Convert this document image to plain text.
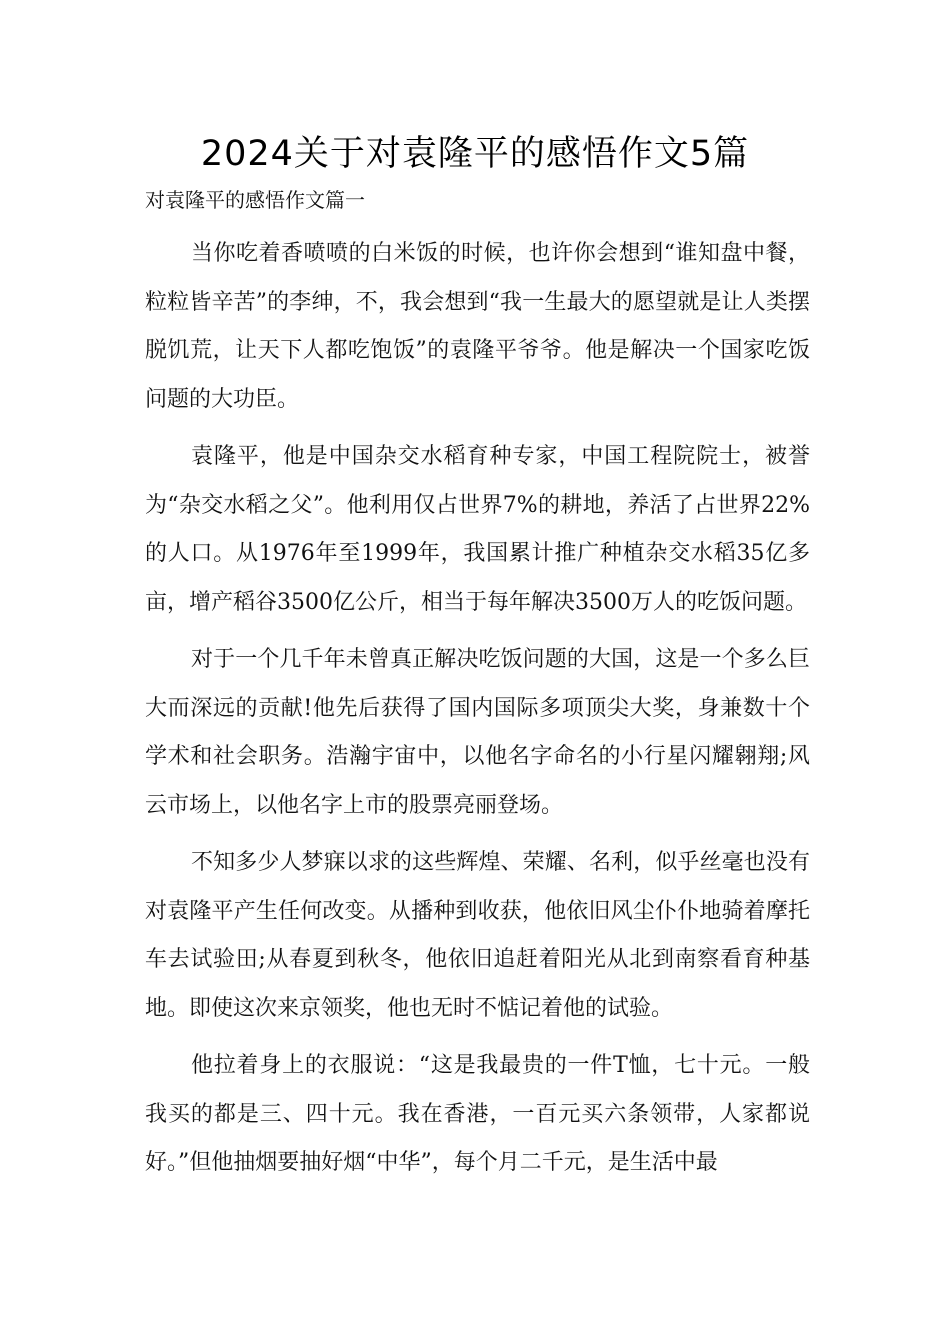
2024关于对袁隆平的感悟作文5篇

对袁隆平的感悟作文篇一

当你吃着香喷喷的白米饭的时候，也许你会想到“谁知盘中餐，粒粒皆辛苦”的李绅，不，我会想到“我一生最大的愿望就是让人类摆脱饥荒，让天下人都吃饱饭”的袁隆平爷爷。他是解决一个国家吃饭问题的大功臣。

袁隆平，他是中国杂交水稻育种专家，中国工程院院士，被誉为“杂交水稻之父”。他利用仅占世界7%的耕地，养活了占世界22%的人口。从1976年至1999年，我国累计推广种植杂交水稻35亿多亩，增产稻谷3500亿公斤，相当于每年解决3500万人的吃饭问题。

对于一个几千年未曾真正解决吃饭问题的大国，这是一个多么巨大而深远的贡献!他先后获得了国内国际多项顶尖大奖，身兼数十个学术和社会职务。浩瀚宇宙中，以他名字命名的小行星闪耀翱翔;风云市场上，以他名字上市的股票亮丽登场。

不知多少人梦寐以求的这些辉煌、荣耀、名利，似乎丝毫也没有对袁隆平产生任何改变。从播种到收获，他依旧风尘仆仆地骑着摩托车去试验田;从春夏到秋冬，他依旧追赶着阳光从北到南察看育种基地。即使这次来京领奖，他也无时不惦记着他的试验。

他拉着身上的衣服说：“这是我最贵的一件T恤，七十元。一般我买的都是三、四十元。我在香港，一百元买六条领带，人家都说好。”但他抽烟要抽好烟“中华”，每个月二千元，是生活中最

Exercise objective >>
Each line of the data is to be duplicated exactly; pictures stay out of the copy.

Result >>
Convert this document image to plain text.
2024关于对袁隆平的感悟作文5篇

对袁隆平的感悟作文篇一

当你吃着香喷喷的白米饭的时候，也许你会想到“谁知盘中餐，粒粒皆辛苦”的李绅，不，我会想到“我一生最大的愿望就是让人类摆脱饥荒，让天下人都吃饱饭”的袁隆平爷爷。他是解决一个国家吃饭问题的大功臣。

袁隆平，他是中国杂交水稻育种专家，中国工程院院士，被誉为“杂交水稻之父”。他利用仅占世界7%的耕地，养活了占世界22%的人口。从1976年至1999年，我国累计推广种植杂交水稻35亿多亩，增产稻谷3500亿公斤，相当于每年解决3500万人的吃饭问题。

对于一个几千年未曾真正解决吃饭问题的大国，这是一个多么巨大而深远的贡献!他先后获得了国内国际多项顶尖大奖，身兼数十个学术和社会职务。浩瀚宇宙中，以他名字命名的小行星闪耀翱翔;风云市场上，以他名字上市的股票亮丽登场。

不知多少人梦寐以求的这些辉煌、荣耀、名利，似乎丝毫也没有对袁隆平产生任何改变。从播种到收获，他依旧风尘仆仆地骑着摩托车去试验田;从春夏到秋冬，他依旧追赶着阳光从北到南察看育种基地。即使这次来京领奖，他也无时不惦记着他的试验。

他拉着身上的衣服说：“这是我最贵的一件T恤，七十元。一般我买的都是三、四十元。我在香港，一百元买六条领带，人家都说好。”但他抽烟要抽好烟“中华”，每个月二千元，是生活中最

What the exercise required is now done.